Recorded data
....
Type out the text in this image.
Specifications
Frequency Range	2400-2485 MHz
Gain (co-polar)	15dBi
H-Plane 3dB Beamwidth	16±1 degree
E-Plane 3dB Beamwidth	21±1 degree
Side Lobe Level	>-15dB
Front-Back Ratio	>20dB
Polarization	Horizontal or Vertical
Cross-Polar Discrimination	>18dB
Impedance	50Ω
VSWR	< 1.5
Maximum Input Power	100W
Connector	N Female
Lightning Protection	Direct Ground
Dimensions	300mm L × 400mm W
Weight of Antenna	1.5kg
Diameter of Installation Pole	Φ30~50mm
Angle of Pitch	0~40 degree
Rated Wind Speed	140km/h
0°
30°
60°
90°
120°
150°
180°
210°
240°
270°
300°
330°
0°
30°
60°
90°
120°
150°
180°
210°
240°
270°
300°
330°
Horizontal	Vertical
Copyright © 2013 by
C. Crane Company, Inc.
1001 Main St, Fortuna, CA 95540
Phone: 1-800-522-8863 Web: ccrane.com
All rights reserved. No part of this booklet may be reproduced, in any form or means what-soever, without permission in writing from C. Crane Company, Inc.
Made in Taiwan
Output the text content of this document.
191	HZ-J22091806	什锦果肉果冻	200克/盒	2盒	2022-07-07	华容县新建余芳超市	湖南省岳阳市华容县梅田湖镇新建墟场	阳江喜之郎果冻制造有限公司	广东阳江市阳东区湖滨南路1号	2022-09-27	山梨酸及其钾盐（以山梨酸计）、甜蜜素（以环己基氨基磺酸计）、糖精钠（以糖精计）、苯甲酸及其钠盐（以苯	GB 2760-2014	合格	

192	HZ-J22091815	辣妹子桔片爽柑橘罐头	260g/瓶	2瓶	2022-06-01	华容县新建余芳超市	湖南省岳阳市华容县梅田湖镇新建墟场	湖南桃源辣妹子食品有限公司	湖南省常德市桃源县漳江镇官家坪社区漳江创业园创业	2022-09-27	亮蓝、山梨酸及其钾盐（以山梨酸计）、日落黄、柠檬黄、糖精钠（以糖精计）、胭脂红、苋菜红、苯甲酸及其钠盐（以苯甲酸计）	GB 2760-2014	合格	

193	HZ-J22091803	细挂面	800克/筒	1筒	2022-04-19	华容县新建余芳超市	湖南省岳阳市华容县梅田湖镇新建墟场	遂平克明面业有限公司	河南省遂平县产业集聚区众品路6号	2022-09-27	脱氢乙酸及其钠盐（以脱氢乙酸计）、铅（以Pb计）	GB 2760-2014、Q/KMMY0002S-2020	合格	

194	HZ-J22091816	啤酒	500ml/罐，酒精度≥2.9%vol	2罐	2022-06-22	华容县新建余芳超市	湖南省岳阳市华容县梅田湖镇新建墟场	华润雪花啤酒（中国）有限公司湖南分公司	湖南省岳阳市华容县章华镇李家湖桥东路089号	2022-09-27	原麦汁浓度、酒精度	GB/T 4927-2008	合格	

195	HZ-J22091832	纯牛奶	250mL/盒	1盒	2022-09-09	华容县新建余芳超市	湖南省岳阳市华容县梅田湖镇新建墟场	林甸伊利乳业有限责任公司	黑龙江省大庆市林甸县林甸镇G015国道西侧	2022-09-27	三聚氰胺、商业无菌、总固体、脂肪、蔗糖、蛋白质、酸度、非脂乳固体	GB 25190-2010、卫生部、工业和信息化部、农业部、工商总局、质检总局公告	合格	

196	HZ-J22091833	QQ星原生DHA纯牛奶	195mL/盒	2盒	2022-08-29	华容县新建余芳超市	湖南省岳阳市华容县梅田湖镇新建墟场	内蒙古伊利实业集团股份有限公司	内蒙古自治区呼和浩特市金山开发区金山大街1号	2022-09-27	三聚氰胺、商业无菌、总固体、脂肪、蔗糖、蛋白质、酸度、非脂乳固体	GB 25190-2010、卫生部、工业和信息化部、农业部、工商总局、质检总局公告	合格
....
Request
Extract all of the data exactly as written.

The result
Type out the text in this image.
Specifications
Frequency Range	2400-2485 MHz
Gain (co-polar)	15dBi
H-Plane 3dB Beamwidth	16±1 degree
E-Plane 3dB Beamwidth	21±1 degree
Side Lobe Level	>-15dB
Front-Back Ratio	>20dB
Polarization	Horizontal or Vertical
Cross-Polar Discrimination	>18dB
Impedance	50Ω
VSWR	< 1.5
Maximum Input Power	100W
Connector	N Female
Lightning Protection	Direct Ground
Dimensions	300mm L × 400mm W
Weight of Antenna	1.5kg
Diameter of Installation Pole	Φ30~50mm
Angle of Pitch	0~40 degree
Rated Wind Speed	140km/h
0°
30°
60°
90°
120°
150°
180°
210°
240°
270°
300°
330°
0°
30°
60°
90°
120°
150°
180°
210°
240°
270°
300°
330°
Horizontal	Vertical
Copyright © 2013 by
C. Crane Company, Inc.
1001 Main St, Fortuna, CA 95540
Phone: 1-800-522-8863 Web: ccrane.com
All rights reserved. No part of this booklet may be reproduced, in any form or means what-soever, without permission in writing from C. Crane Company, Inc.
Made in Taiwan
Output the text content of this document.
191	HZ-J22091806	什锦果肉果冻	200克/盒	2盒	2022-07-07	华容县新建余芳超市	湖南省岳阳市华容县梅田湖镇新建墟场	阳江喜之郎果冻制造有限公司	广东阳江市阳东区湖滨南路1号	2022-09-27	山梨酸及其钾盐（以山梨酸计）、甜蜜素（以环己基氨基磺酸计）、糖精钠（以糖精计）、苯甲酸及其钠盐（以苯	GB 2760-2014	合格	

192	HZ-J22091815	辣妹子桔片爽柑橘罐头	260g/瓶	2瓶	2022-06-01	华容县新建余芳超市	湖南省岳阳市华容县梅田湖镇新建墟场	湖南桃源辣妹子食品有限公司	湖南省常德市桃源县漳江镇官家坪社区漳江创业园创业	2022-09-27	亮蓝、山梨酸及其钾盐（以山梨酸计）、日落黄、柠檬黄、糖精钠（以糖精计）、胭脂红、苋菜红、苯甲酸及其钠盐（以苯甲酸计）	GB 2760-2014	合格	

193	HZ-J22091803	细挂面	800克/筒	1筒	2022-04-19	华容县新建余芳超市	湖南省岳阳市华容县梅田湖镇新建墟场	遂平克明面业有限公司	河南省遂平县产业集聚区众品路6号	2022-09-27	脱氢乙酸及其钠盐（以脱氢乙酸计）、铅（以Pb计）	GB 2760-2014、Q/KMMY0002S-2020	合格	

194	HZ-J22091816	啤酒	500ml/罐，酒精度≥2.9%vol	2罐	2022-06-22	华容县新建余芳超市	湖南省岳阳市华容县梅田湖镇新建墟场	华润雪花啤酒（中国）有限公司湖南分公司	湖南省岳阳市华容县章华镇李家湖桥东路089号	2022-09-27	原麦汁浓度、酒精度	GB/T 4927-2008	合格	

195	HZ-J22091832	纯牛奶	250mL/盒	1盒	2022-09-09	华容县新建余芳超市	湖南省岳阳市华容县梅田湖镇新建墟场	林甸伊利乳业有限责任公司	黑龙江省大庆市林甸县林甸镇G015国道西侧	2022-09-27	三聚氰胺、商业无菌、总固体、脂肪、蔗糖、蛋白质、酸度、非脂乳固体	GB 25190-2010、卫生部、工业和信息化部、农业部、工商总局、质检总局公告	合格	

196	HZ-J22091833	QQ星原生DHA纯牛奶	195mL/盒	2盒	2022-08-29	华容县新建余芳超市	湖南省岳阳市华容县梅田湖镇新建墟场	内蒙古伊利实业集团股份有限公司	内蒙古自治区呼和浩特市金山开发区金山大街1号	2022-09-27	三聚氰胺、商业无菌、总固体、脂肪、蔗糖、蛋白质、酸度、非脂乳固体	GB 25190-2010、卫生部、工业和信息化部、农业部、工商总局、质检总局公告	合格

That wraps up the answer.